What to produce. Rewrite the lines from the one holding "Detect and localize" through the one holding "page-number: 7: [294, 868, 306, 888]", inclusive, with "localize" changed to "locate" and nothing else altered.

Extracted entries.
# # #

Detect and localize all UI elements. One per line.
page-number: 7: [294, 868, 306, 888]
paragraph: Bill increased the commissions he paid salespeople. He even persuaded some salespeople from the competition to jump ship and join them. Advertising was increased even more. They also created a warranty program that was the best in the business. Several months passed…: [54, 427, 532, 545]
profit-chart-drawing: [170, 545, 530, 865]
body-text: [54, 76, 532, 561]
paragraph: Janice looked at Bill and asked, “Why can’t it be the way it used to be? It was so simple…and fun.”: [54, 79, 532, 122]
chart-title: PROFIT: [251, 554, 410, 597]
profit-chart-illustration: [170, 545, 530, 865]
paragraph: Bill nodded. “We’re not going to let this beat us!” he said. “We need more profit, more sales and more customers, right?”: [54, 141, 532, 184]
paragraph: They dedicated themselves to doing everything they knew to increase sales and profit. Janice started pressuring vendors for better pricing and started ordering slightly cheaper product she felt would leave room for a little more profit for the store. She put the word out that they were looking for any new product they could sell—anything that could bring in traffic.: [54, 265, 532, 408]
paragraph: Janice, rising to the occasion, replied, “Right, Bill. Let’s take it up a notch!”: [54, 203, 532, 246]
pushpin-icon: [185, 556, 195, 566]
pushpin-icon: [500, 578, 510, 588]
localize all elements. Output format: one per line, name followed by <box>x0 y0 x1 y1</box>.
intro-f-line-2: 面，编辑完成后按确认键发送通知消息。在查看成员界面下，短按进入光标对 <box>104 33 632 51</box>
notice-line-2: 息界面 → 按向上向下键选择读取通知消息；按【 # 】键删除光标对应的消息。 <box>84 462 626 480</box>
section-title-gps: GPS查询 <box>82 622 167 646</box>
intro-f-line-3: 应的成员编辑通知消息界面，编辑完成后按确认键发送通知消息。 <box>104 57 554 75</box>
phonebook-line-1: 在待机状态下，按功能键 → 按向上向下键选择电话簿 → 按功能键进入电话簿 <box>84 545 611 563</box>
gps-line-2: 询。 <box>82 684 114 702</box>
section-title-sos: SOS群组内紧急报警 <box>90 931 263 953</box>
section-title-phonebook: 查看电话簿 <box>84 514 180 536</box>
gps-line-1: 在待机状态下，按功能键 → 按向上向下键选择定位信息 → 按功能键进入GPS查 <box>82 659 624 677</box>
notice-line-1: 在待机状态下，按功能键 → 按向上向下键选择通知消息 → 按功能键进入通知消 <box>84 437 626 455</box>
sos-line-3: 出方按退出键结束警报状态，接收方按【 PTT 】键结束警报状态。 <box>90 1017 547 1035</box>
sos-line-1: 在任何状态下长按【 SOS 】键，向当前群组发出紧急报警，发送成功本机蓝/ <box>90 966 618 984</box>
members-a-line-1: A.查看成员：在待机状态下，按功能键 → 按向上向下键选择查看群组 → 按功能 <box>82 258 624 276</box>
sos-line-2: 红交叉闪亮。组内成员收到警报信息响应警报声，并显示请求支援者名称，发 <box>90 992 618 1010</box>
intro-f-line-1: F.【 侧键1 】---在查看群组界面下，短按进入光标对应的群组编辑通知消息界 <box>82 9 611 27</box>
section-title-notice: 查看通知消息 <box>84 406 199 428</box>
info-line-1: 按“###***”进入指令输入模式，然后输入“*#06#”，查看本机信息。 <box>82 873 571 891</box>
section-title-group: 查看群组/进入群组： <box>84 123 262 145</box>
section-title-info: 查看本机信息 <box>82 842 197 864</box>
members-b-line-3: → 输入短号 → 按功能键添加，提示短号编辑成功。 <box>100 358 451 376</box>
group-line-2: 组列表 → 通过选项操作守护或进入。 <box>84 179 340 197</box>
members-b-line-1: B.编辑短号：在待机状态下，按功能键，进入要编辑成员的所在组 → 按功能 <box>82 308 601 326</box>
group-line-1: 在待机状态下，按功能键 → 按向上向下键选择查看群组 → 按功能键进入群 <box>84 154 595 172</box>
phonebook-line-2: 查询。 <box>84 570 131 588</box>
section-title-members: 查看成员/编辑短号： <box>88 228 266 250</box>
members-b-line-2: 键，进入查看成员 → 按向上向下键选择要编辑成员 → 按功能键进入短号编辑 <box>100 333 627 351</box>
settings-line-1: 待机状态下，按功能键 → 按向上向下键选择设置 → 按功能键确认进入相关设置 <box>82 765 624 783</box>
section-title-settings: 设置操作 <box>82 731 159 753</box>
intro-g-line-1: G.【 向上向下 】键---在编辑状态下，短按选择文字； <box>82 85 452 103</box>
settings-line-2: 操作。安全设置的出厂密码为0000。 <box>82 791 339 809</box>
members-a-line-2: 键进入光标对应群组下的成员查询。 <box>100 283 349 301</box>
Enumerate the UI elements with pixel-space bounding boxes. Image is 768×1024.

# # #

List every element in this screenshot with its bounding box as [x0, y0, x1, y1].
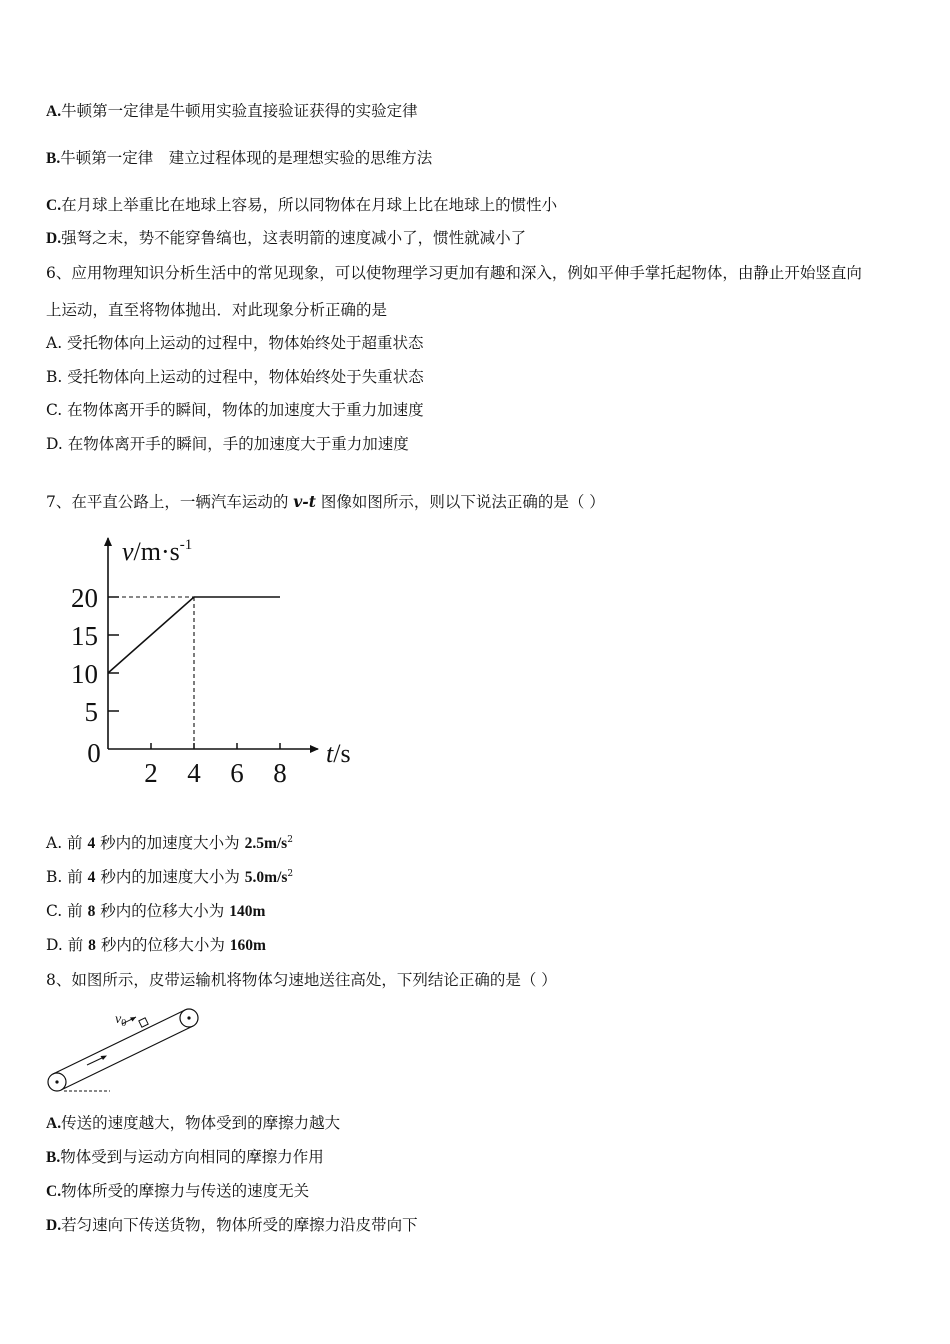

# # #

Task solution.
Detect and locate all UI elements. One per line.
page-number: 7: [294, 868, 306, 888]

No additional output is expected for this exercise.